--- start of Excerpted records ---

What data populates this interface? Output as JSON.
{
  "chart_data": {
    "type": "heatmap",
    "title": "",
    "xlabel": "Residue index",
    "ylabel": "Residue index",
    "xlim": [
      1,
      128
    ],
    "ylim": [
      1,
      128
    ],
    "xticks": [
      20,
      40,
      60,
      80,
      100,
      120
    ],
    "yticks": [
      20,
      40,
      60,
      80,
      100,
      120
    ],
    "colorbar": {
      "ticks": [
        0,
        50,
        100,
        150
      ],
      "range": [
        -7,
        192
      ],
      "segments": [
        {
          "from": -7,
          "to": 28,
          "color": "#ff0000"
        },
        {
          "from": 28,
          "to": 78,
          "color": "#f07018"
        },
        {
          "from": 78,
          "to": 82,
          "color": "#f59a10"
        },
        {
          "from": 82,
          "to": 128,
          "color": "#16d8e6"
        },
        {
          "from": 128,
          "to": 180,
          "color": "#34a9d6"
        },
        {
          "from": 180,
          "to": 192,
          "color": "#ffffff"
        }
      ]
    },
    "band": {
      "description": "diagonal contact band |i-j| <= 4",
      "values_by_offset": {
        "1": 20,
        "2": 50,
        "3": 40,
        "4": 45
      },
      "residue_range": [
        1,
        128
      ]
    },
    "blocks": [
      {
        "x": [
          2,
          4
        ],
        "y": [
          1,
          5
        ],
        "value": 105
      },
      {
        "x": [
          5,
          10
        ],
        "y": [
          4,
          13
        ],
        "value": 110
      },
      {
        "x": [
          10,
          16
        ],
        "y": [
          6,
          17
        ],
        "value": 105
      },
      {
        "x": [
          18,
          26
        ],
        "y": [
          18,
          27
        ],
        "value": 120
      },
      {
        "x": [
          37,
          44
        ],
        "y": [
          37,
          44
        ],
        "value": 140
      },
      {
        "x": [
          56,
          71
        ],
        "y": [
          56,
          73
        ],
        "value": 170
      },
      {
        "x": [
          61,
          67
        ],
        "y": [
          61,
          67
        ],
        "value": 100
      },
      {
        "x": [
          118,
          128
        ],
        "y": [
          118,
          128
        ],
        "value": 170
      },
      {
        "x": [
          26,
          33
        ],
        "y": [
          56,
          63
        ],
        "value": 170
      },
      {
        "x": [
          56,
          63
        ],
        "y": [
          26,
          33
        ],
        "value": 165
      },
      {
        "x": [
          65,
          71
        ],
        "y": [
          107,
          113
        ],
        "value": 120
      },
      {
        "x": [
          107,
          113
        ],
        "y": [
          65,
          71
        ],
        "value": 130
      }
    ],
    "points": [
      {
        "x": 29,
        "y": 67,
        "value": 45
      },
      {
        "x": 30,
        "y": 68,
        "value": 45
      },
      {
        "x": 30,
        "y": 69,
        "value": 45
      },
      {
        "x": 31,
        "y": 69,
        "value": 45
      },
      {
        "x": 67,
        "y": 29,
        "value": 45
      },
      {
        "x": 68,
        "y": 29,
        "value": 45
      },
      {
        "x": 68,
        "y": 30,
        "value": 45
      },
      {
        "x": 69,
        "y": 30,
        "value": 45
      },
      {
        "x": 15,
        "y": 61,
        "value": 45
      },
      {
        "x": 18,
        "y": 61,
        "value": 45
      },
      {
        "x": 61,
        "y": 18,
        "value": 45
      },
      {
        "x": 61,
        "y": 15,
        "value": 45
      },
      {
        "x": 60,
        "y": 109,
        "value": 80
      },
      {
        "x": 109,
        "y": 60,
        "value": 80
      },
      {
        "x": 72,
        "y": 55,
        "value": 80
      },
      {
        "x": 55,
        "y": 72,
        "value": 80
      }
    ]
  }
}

--- end of Excerpted records ---

Please restate the records in full, word for word.

What data populates this interface? Output as JSON.
{
  "chart_data": {
    "type": "heatmap",
    "title": "",
    "xlabel": "Residue index",
    "ylabel": "Residue index",
    "xlim": [
      1,
      128
    ],
    "ylim": [
      1,
      128
    ],
    "xticks": [
      20,
      40,
      60,
      80,
      100,
      120
    ],
    "yticks": [
      20,
      40,
      60,
      80,
      100,
      120
    ],
    "colorbar": {
      "ticks": [
        0,
        50,
        100,
        150
      ],
      "range": [
        -7,
        192
      ],
      "segments": [
        {
          "from": -7,
          "to": 28,
          "color": "#ff0000"
        },
        {
          "from": 28,
          "to": 78,
          "color": "#f07018"
        },
        {
          "from": 78,
          "to": 82,
          "color": "#f59a10"
        },
        {
          "from": 82,
          "to": 128,
          "color": "#16d8e6"
        },
        {
          "from": 128,
          "to": 180,
          "color": "#34a9d6"
        },
        {
          "from": 180,
          "to": 192,
          "color": "#ffffff"
        }
      ]
    },
    "band": {
      "description": "diagonal contact band |i-j| <= 4",
      "values_by_offset": {
        "1": 20,
        "2": 50,
        "3": 40,
        "4": 45
      },
      "residue_range": [
        1,
        128
      ]
    },
    "blocks": [
      {
        "x": [
          2,
          4
        ],
        "y": [
          1,
          5
        ],
        "value": 105
      },
      {
        "x": [
          5,
          10
        ],
        "y": [
          4,
          13
        ],
        "value": 110
      },
      {
        "x": [
          10,
          16
        ],
        "y": [
          6,
          17
        ],
        "value": 105
      },
      {
        "x": [
          18,
          26
        ],
        "y": [
          18,
          27
        ],
        "value": 120
      },
      {
        "x": [
          37,
          44
        ],
        "y": [
          37,
          44
        ],
        "value": 140
      },
      {
        "x": [
          56,
          71
        ],
        "y": [
          56,
          73
        ],
        "value": 170
      },
      {
        "x": [
          61,
          67
        ],
        "y": [
          61,
          67
        ],
        "value": 100
      },
      {
        "x": [
          118,
          128
        ],
        "y": [
          118,
          128
        ],
        "value": 170
      },
      {
        "x": [
          26,
          33
        ],
        "y": [
          56,
          63
        ],
        "value": 170
      },
      {
        "x": [
          56,
          63
        ],
        "y": [
          26,
          33
        ],
        "value": 165
      },
      {
        "x": [
          65,
          71
        ],
        "y": [
          107,
          113
        ],
        "value": 120
      },
      {
        "x": [
          107,
          113
        ],
        "y": [
          65,
          71
        ],
        "value": 130
      }
    ],
    "points": [
      {
        "x": 29,
        "y": 67,
        "value": 45
      },
      {
        "x": 30,
        "y": 68,
        "value": 45
      },
      {
        "x": 30,
        "y": 69,
        "value": 45
      },
      {
        "x": 31,
        "y": 69,
        "value": 45
      },
      {
        "x": 67,
        "y": 29,
        "value": 45
      },
      {
        "x": 68,
        "y": 29,
        "value": 45
      },
      {
        "x": 68,
        "y": 30,
        "value": 45
      },
      {
        "x": 69,
        "y": 30,
        "value": 45
      },
      {
        "x": 15,
        "y": 61,
        "value": 45
      },
      {
        "x": 18,
        "y": 61,
        "value": 45
      },
      {
        "x": 61,
        "y": 18,
        "value": 45
      },
      {
        "x": 61,
        "y": 15,
        "value": 45
      },
      {
        "x": 60,
        "y": 109,
        "value": 80
      },
      {
        "x": 109,
        "y": 60,
        "value": 80
      },
      {
        "x": 72,
        "y": 55,
        "value": 80
      },
      {
        "x": 55,
        "y": 72,
        "value": 80
      }
    ]
  }
}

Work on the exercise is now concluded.